====== Records supplied ======

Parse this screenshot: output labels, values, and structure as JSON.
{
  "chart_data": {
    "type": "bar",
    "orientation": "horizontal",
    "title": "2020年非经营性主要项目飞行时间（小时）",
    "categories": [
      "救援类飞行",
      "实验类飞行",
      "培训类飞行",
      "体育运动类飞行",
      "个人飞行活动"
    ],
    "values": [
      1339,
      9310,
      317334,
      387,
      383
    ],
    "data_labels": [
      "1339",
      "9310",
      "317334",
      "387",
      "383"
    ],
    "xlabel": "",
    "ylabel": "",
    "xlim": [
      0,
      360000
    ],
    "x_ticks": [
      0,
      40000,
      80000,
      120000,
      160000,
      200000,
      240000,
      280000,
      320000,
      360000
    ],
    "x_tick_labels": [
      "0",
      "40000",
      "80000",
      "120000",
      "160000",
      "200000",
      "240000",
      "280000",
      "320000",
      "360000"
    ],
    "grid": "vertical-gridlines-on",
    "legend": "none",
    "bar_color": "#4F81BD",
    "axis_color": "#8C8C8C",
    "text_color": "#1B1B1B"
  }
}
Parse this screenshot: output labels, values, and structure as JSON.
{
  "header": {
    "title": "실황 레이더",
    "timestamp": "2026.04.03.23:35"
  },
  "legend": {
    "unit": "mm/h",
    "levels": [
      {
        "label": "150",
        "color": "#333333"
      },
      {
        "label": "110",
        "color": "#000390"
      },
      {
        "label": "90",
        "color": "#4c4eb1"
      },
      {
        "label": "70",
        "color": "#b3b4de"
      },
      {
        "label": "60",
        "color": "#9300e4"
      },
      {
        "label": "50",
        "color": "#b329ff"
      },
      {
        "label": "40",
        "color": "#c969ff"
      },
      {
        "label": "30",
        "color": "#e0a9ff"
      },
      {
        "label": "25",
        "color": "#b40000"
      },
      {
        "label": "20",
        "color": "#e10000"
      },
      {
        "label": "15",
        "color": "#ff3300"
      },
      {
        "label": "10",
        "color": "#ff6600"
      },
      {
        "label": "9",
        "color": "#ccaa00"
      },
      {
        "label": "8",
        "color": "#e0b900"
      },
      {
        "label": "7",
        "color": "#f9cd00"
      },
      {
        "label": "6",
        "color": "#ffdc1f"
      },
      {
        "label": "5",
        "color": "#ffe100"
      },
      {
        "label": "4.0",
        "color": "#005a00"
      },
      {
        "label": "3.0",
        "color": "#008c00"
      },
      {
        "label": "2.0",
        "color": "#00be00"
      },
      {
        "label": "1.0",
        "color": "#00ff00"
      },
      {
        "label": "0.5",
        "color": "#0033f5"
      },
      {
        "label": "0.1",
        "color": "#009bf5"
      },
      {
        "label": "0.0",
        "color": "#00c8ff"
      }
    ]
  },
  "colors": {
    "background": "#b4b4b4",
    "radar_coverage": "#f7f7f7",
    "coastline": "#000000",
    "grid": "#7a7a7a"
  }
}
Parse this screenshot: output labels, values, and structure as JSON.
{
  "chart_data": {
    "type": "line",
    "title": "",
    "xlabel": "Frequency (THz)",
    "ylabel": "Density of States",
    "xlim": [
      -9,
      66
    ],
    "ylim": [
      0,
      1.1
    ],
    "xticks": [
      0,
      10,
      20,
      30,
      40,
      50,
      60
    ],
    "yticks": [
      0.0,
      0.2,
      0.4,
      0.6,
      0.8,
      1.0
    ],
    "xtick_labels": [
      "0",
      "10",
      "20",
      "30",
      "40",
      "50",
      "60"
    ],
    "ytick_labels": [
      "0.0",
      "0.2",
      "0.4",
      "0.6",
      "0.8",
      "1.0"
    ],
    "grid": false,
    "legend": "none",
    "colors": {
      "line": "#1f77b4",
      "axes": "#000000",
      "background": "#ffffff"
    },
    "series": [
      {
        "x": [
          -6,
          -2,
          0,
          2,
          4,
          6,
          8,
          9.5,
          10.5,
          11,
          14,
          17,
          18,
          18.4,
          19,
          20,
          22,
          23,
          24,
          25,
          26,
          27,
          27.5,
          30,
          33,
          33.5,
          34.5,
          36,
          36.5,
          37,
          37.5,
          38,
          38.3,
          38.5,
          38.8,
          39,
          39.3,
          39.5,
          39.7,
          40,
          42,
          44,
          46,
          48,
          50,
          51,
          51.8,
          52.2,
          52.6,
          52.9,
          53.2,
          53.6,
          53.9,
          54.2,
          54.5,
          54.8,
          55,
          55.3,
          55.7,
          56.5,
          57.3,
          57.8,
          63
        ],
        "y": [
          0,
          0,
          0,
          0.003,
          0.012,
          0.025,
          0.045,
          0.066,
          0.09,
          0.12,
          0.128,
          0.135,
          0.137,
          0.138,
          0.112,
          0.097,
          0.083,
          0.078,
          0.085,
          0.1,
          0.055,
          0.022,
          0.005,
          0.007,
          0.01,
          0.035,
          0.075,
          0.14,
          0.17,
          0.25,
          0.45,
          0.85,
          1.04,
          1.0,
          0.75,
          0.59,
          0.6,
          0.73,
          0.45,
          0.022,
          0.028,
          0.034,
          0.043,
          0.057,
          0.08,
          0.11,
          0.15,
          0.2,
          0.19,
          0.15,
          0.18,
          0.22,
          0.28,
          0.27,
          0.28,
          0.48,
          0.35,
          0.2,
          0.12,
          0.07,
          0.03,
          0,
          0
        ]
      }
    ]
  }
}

======

Your task is to reproduce the whole listing exactly.

Correct output:
Parse this screenshot: output labels, values, and structure as JSON.
{
  "chart_data": {
    "type": "bar",
    "orientation": "horizontal",
    "title": "2020年非经营性主要项目飞行时间（小时）",
    "categories": [
      "救援类飞行",
      "实验类飞行",
      "培训类飞行",
      "体育运动类飞行",
      "个人飞行活动"
    ],
    "values": [
      1339,
      9310,
      317334,
      387,
      383
    ],
    "data_labels": [
      "1339",
      "9310",
      "317334",
      "387",
      "383"
    ],
    "xlabel": "",
    "ylabel": "",
    "xlim": [
      0,
      360000
    ],
    "x_ticks": [
      0,
      40000,
      80000,
      120000,
      160000,
      200000,
      240000,
      280000,
      320000,
      360000
    ],
    "x_tick_labels": [
      "0",
      "40000",
      "80000",
      "120000",
      "160000",
      "200000",
      "240000",
      "280000",
      "320000",
      "360000"
    ],
    "grid": "vertical-gridlines-on",
    "legend": "none",
    "bar_color": "#4F81BD",
    "axis_color": "#8C8C8C",
    "text_color": "#1B1B1B"
  }
}
Parse this screenshot: output labels, values, and structure as JSON.
{
  "header": {
    "title": "실황 레이더",
    "timestamp": "2026.04.03.23:35"
  },
  "legend": {
    "unit": "mm/h",
    "levels": [
      {
        "label": "150",
        "color": "#333333"
      },
      {
        "label": "110",
        "color": "#000390"
      },
      {
        "label": "90",
        "color": "#4c4eb1"
      },
      {
        "label": "70",
        "color": "#b3b4de"
      },
      {
        "label": "60",
        "color": "#9300e4"
      },
      {
        "label": "50",
        "color": "#b329ff"
      },
      {
        "label": "40",
        "color": "#c969ff"
      },
      {
        "label": "30",
        "color": "#e0a9ff"
      },
      {
        "label": "25",
        "color": "#b40000"
      },
      {
        "label": "20",
        "color": "#e10000"
      },
      {
        "label": "15",
        "color": "#ff3300"
      },
      {
        "label": "10",
        "color": "#ff6600"
      },
      {
        "label": "9",
        "color": "#ccaa00"
      },
      {
        "label": "8",
        "color": "#e0b900"
      },
      {
        "label": "7",
        "color": "#f9cd00"
      },
      {
        "label": "6",
        "color": "#ffdc1f"
      },
      {
        "label": "5",
        "color": "#ffe100"
      },
      {
        "label": "4.0",
        "color": "#005a00"
      },
      {
        "label": "3.0",
        "color": "#008c00"
      },
      {
        "label": "2.0",
        "color": "#00be00"
      },
      {
        "label": "1.0",
        "color": "#00ff00"
      },
      {
        "label": "0.5",
        "color": "#0033f5"
      },
      {
        "label": "0.1",
        "color": "#009bf5"
      },
      {
        "label": "0.0",
        "color": "#00c8ff"
      }
    ]
  },
  "colors": {
    "background": "#b4b4b4",
    "radar_coverage": "#f7f7f7",
    "coastline": "#000000",
    "grid": "#7a7a7a"
  }
}
Parse this screenshot: output labels, values, and structure as JSON.
{
  "chart_data": {
    "type": "line",
    "title": "",
    "xlabel": "Frequency (THz)",
    "ylabel": "Density of States",
    "xlim": [
      -9,
      66
    ],
    "ylim": [
      0,
      1.1
    ],
    "xticks": [
      0,
      10,
      20,
      30,
      40,
      50,
      60
    ],
    "yticks": [
      0.0,
      0.2,
      0.4,
      0.6,
      0.8,
      1.0
    ],
    "xtick_labels": [
      "0",
      "10",
      "20",
      "30",
      "40",
      "50",
      "60"
    ],
    "ytick_labels": [
      "0.0",
      "0.2",
      "0.4",
      "0.6",
      "0.8",
      "1.0"
    ],
    "grid": false,
    "legend": "none",
    "colors": {
      "line": "#1f77b4",
      "axes": "#000000",
      "background": "#ffffff"
    },
    "series": [
      {
        "x": [
          -6,
          -2,
          0,
          2,
          4,
          6,
          8,
          9.5,
          10.5,
          11,
          14,
          17,
          18,
          18.4,
          19,
          20,
          22,
          23,
          24,
          25,
          26,
          27,
          27.5,
          30,
          33,
          33.5,
          34.5,
          36,
          36.5,
          37,
          37.5,
          38,
          38.3,
          38.5,
          38.8,
          39,
          39.3,
          39.5,
          39.7,
          40,
          42,
          44,
          46,
          48,
          50,
          51,
          51.8,
          52.2,
          52.6,
          52.9,
          53.2,
          53.6,
          53.9,
          54.2,
          54.5,
          54.8,
          55,
          55.3,
          55.7,
          56.5,
          57.3,
          57.8,
          63
        ],
        "y": [
          0,
          0,
          0,
          0.003,
          0.012,
          0.025,
          0.045,
          0.066,
          0.09,
          0.12,
          0.128,
          0.135,
          0.137,
          0.138,
          0.112,
          0.097,
          0.083,
          0.078,
          0.085,
          0.1,
          0.055,
          0.022,
          0.005,
          0.007,
          0.01,
          0.035,
          0.075,
          0.14,
          0.17,
          0.25,
          0.45,
          0.85,
          1.04,
          1.0,
          0.75,
          0.59,
          0.6,
          0.73,
          0.45,
          0.022,
          0.028,
          0.034,
          0.043,
          0.057,
          0.08,
          0.11,
          0.15,
          0.2,
          0.19,
          0.15,
          0.18,
          0.22,
          0.28,
          0.27,
          0.28,
          0.48,
          0.35,
          0.2,
          0.12,
          0.07,
          0.03,
          0,
          0
        ]
      }
    ]
  }
}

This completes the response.